**PROBLEM DESCRIPTION**
Retype everything in the listing, leaving each line exactly as it is.

**INPUT RECORDS**
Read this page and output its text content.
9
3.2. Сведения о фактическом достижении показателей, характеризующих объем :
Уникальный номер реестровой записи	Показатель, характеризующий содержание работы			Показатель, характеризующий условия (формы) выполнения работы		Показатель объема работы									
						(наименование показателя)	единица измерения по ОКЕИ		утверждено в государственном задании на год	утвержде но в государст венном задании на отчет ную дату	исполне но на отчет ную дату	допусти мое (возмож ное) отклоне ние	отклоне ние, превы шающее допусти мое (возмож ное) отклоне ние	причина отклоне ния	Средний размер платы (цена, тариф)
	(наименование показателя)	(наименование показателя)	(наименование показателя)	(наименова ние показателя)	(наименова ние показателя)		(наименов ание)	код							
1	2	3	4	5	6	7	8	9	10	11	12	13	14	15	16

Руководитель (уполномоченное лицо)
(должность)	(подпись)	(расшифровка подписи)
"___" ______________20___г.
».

**EXERCISE OUTPUT**
Read this page and output its text content.
9
3.2. Сведения о фактическом достижении показателей, характеризующих объем :
Уникальный номер реестровой записи	Показатель, характеризующий содержание работы			Показатель, характеризующий условия (формы) выполнения работы		Показатель объема работы									
						(наименование показателя)	единица измерения по ОКЕИ		утверждено в государственном задании на год	утвержде но в государст венном задании на отчет ную дату	исполне но на отчет ную дату	допусти мое (возмож ное) отклоне ние	отклоне ние, превы шающее допусти мое (возмож ное) отклоне ние	причина отклоне ния	Средний размер платы (цена, тариф)
	(наименование показателя)	(наименование показателя)	(наименование показателя)	(наименова ние показателя)	(наименова ние показателя)		(наименов ание)	код							
1	2	3	4	5	6	7	8	9	10	11	12	13	14	15	16

Руководитель (уполномоченное лицо)
(должность)	(подпись)	(расшифровка подписи)
"___" ______________20___г.
».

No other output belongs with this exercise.